>> Begin

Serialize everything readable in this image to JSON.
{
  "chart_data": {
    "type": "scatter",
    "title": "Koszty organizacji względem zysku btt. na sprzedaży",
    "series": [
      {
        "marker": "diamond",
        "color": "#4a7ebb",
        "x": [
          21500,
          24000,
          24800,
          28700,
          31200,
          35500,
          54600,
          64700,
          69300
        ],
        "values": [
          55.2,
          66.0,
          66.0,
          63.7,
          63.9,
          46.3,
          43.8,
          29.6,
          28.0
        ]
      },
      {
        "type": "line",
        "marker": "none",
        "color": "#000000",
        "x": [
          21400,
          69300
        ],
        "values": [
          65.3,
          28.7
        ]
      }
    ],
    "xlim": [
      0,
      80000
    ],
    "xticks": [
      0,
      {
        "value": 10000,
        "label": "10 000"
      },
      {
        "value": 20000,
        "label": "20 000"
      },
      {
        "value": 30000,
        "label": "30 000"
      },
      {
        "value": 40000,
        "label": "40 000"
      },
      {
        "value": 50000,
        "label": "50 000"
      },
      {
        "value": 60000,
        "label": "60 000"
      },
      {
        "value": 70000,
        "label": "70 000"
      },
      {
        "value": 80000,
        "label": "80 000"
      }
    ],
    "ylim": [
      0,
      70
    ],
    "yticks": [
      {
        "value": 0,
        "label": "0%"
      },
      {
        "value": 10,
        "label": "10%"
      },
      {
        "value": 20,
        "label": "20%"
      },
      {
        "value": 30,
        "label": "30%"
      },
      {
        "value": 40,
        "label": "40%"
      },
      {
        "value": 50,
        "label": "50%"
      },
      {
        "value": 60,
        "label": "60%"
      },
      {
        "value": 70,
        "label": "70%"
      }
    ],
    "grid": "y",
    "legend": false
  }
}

>> End

#### Exercise brief
Set down the material above again, word for word.

#### Written answer
Serialize everything readable in this image to JSON.
{
  "chart_data": {
    "type": "scatter",
    "title": "Koszty organizacji względem zysku btt. na sprzedaży",
    "series": [
      {
        "marker": "diamond",
        "color": "#4a7ebb",
        "x": [
          21500,
          24000,
          24800,
          28700,
          31200,
          35500,
          54600,
          64700,
          69300
        ],
        "values": [
          55.2,
          66.0,
          66.0,
          63.7,
          63.9,
          46.3,
          43.8,
          29.6,
          28.0
        ]
      },
      {
        "type": "line",
        "marker": "none",
        "color": "#000000",
        "x": [
          21400,
          69300
        ],
        "values": [
          65.3,
          28.7
        ]
      }
    ],
    "xlim": [
      0,
      80000
    ],
    "xticks": [
      0,
      {
        "value": 10000,
        "label": "10 000"
      },
      {
        "value": 20000,
        "label": "20 000"
      },
      {
        "value": 30000,
        "label": "30 000"
      },
      {
        "value": 40000,
        "label": "40 000"
      },
      {
        "value": 50000,
        "label": "50 000"
      },
      {
        "value": 60000,
        "label": "60 000"
      },
      {
        "value": 70000,
        "label": "70 000"
      },
      {
        "value": 80000,
        "label": "80 000"
      }
    ],
    "ylim": [
      0,
      70
    ],
    "yticks": [
      {
        "value": 0,
        "label": "0%"
      },
      {
        "value": 10,
        "label": "10%"
      },
      {
        "value": 20,
        "label": "20%"
      },
      {
        "value": 30,
        "label": "30%"
      },
      {
        "value": 40,
        "label": "40%"
      },
      {
        "value": 50,
        "label": "50%"
      },
      {
        "value": 60,
        "label": "60%"
      },
      {
        "value": 70,
        "label": "70%"
      }
    ],
    "grid": "y",
    "legend": false
  }
}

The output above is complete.